Start

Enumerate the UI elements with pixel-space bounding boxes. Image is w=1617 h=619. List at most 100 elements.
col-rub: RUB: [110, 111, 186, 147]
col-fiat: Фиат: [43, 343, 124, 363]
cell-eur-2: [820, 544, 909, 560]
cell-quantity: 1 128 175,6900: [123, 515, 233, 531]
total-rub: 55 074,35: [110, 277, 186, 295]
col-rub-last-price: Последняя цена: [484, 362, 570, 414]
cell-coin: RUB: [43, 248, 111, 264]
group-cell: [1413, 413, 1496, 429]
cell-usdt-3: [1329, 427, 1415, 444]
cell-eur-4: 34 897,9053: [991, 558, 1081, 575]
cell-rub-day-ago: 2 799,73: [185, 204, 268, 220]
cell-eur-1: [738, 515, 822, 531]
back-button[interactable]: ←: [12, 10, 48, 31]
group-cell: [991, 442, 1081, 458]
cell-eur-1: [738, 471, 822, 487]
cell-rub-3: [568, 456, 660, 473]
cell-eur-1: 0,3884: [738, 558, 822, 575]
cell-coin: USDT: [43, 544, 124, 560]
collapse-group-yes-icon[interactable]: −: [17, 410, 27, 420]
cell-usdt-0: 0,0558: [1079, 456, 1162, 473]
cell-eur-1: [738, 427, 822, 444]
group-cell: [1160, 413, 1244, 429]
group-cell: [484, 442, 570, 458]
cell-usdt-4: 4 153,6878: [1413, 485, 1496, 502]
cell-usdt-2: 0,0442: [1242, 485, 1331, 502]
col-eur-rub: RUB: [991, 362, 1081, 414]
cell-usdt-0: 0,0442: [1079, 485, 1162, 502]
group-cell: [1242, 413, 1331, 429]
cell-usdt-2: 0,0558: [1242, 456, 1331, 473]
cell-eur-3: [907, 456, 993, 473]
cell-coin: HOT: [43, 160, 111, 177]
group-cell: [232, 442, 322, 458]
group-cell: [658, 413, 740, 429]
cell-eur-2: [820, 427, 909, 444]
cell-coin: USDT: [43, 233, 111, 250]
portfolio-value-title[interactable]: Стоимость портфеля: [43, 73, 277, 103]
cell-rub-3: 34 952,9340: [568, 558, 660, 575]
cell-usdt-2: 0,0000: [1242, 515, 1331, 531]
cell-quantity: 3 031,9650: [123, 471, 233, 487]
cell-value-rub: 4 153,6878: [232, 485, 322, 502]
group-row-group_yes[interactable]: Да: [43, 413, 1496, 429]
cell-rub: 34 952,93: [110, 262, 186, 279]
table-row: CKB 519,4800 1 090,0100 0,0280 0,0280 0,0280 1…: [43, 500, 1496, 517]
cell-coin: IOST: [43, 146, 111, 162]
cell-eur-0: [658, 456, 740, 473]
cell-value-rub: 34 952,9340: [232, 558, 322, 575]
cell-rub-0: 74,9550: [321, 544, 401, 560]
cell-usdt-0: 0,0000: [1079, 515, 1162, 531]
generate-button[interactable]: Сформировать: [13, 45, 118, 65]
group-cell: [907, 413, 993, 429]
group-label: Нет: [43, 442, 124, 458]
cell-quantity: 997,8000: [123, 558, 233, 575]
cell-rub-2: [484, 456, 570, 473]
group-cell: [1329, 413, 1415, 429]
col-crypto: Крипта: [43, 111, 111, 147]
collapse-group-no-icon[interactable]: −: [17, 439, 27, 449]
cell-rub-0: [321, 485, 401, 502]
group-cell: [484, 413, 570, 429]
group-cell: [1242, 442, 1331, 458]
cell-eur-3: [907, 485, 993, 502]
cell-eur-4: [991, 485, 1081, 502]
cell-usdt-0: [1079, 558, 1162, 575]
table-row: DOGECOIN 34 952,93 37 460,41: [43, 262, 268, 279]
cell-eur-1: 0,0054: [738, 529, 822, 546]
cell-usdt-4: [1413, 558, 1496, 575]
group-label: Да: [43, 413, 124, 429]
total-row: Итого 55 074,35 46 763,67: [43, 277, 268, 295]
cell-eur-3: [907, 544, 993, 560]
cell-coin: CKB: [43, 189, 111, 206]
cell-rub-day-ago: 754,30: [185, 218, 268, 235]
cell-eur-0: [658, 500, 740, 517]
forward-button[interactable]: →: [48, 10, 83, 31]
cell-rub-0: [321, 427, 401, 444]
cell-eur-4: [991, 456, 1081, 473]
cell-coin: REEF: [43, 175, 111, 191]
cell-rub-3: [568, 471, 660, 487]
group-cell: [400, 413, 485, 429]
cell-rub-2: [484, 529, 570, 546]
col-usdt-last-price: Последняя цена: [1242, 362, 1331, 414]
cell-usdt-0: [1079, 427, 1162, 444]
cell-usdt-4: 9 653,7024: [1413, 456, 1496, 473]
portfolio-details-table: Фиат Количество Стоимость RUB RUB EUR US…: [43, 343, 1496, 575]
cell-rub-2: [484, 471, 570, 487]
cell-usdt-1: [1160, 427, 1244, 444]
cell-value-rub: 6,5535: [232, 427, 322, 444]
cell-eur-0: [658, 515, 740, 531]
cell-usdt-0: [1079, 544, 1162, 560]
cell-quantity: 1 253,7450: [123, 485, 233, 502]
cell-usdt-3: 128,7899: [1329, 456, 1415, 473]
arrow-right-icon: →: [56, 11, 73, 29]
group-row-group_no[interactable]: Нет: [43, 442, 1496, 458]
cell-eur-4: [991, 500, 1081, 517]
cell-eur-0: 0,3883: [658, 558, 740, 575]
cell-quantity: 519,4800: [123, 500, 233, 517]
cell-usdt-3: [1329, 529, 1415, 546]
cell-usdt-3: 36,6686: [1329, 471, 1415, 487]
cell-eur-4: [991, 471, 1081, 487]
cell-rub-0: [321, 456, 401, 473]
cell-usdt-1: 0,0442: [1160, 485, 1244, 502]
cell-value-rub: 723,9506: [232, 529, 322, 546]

End

## Task goal
Write out the lines above word for word, starting at the very first line and ending at the line that contains "back-button[interactable]: ←: [12, 10, 48, 31]".

## Worked answer
Enumerate the UI elements with pixel-space bounding boxes. Image is w=1617 h=619. List at most 100 elements.
col-rub: RUB: [110, 111, 186, 147]
col-fiat: Фиат: [43, 343, 124, 363]
cell-eur-2: [820, 544, 909, 560]
cell-quantity: 1 128 175,6900: [123, 515, 233, 531]
total-rub: 55 074,35: [110, 277, 186, 295]
col-rub-last-price: Последняя цена: [484, 362, 570, 414]
cell-coin: RUB: [43, 248, 111, 264]
group-cell: [1413, 413, 1496, 429]
cell-usdt-3: [1329, 427, 1415, 444]
cell-eur-4: 34 897,9053: [991, 558, 1081, 575]
cell-rub-day-ago: 2 799,73: [185, 204, 268, 220]
cell-eur-1: [738, 515, 822, 531]
back-button[interactable]: ←: [12, 10, 48, 31]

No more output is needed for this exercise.